### REQUIRED TASK
Output the data exactly, with every line intact.

(Data entries for graphics)
=======

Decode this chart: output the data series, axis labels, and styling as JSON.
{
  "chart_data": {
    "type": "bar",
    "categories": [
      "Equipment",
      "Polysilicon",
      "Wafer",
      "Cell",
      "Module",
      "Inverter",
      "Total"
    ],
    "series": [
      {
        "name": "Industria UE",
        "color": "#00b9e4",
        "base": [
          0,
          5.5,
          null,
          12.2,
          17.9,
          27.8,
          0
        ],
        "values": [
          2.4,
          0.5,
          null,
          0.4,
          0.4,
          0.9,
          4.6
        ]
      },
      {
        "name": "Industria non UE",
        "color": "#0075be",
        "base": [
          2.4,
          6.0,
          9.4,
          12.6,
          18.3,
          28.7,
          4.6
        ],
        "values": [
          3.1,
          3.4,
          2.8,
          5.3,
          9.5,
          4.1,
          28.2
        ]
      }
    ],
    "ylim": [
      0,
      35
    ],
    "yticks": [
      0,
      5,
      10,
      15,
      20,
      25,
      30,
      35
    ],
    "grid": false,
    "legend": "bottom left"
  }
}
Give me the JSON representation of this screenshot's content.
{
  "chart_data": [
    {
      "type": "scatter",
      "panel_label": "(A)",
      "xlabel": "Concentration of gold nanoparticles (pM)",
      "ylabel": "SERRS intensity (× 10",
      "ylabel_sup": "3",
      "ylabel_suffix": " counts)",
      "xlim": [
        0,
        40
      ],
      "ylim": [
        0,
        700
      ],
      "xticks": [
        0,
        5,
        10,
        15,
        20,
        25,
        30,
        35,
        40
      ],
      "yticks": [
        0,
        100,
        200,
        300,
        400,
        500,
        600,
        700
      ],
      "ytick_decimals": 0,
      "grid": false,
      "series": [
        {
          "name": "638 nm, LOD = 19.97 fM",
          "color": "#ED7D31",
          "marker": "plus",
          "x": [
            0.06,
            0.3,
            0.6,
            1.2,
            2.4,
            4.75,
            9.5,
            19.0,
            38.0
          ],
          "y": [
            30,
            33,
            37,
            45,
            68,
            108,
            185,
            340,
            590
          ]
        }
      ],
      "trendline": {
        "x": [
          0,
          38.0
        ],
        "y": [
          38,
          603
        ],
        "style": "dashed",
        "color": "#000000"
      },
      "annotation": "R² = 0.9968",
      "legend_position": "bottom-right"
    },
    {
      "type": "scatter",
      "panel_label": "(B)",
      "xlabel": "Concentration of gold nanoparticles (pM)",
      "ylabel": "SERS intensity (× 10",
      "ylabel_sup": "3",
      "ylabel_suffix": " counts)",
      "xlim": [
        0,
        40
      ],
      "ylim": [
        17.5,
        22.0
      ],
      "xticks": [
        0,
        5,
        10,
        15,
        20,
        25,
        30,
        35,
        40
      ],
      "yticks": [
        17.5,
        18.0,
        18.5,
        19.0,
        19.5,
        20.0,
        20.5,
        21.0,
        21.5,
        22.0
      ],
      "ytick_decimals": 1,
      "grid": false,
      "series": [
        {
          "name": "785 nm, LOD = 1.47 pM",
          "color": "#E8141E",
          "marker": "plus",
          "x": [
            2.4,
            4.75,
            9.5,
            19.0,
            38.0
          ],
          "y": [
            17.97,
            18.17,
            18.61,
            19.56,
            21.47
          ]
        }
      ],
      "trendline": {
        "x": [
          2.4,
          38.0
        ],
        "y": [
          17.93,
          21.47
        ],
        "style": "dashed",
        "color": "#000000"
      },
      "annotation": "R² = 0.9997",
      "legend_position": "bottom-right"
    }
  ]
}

=======

### THE RESPONSE
Decode this chart: output the data series, axis labels, and styling as JSON.
{
  "chart_data": {
    "type": "bar",
    "categories": [
      "Equipment",
      "Polysilicon",
      "Wafer",
      "Cell",
      "Module",
      "Inverter",
      "Total"
    ],
    "series": [
      {
        "name": "Industria UE",
        "color": "#00b9e4",
        "base": [
          0,
          5.5,
          null,
          12.2,
          17.9,
          27.8,
          0
        ],
        "values": [
          2.4,
          0.5,
          null,
          0.4,
          0.4,
          0.9,
          4.6
        ]
      },
      {
        "name": "Industria non UE",
        "color": "#0075be",
        "base": [
          2.4,
          6.0,
          9.4,
          12.6,
          18.3,
          28.7,
          4.6
        ],
        "values": [
          3.1,
          3.4,
          2.8,
          5.3,
          9.5,
          4.1,
          28.2
        ]
      }
    ],
    "ylim": [
      0,
      35
    ],
    "yticks": [
      0,
      5,
      10,
      15,
      20,
      25,
      30,
      35
    ],
    "grid": false,
    "legend": "bottom left"
  }
}
Give me the JSON representation of this screenshot's content.
{
  "chart_data": [
    {
      "type": "scatter",
      "panel_label": "(A)",
      "xlabel": "Concentration of gold nanoparticles (pM)",
      "ylabel": "SERRS intensity (× 10",
      "ylabel_sup": "3",
      "ylabel_suffix": " counts)",
      "xlim": [
        0,
        40
      ],
      "ylim": [
        0,
        700
      ],
      "xticks": [
        0,
        5,
        10,
        15,
        20,
        25,
        30,
        35,
        40
      ],
      "yticks": [
        0,
        100,
        200,
        300,
        400,
        500,
        600,
        700
      ],
      "ytick_decimals": 0,
      "grid": false,
      "series": [
        {
          "name": "638 nm, LOD = 19.97 fM",
          "color": "#ED7D31",
          "marker": "plus",
          "x": [
            0.06,
            0.3,
            0.6,
            1.2,
            2.4,
            4.75,
            9.5,
            19.0,
            38.0
          ],
          "y": [
            30,
            33,
            37,
            45,
            68,
            108,
            185,
            340,
            590
          ]
        }
      ],
      "trendline": {
        "x": [
          0,
          38.0
        ],
        "y": [
          38,
          603
        ],
        "style": "dashed",
        "color": "#000000"
      },
      "annotation": "R² = 0.9968",
      "legend_position": "bottom-right"
    },
    {
      "type": "scatter",
      "panel_label": "(B)",
      "xlabel": "Concentration of gold nanoparticles (pM)",
      "ylabel": "SERS intensity (× 10",
      "ylabel_sup": "3",
      "ylabel_suffix": " counts)",
      "xlim": [
        0,
        40
      ],
      "ylim": [
        17.5,
        22.0
      ],
      "xticks": [
        0,
        5,
        10,
        15,
        20,
        25,
        30,
        35,
        40
      ],
      "yticks": [
        17.5,
        18.0,
        18.5,
        19.0,
        19.5,
        20.0,
        20.5,
        21.0,
        21.5,
        22.0
      ],
      "ytick_decimals": 1,
      "grid": false,
      "series": [
        {
          "name": "785 nm, LOD = 1.47 pM",
          "color": "#E8141E",
          "marker": "plus",
          "x": [
            2.4,
            4.75,
            9.5,
            19.0,
            38.0
          ],
          "y": [
            17.97,
            18.17,
            18.61,
            19.56,
            21.47
          ]
        }
      ],
      "trendline": {
        "x": [
          2.4,
          38.0
        ],
        "y": [
          17.93,
          21.47
        ],
        "style": "dashed",
        "color": "#000000"
      },
      "annotation": "R² = 0.9997",
      "legend_position": "bottom-right"
    }
  ]
}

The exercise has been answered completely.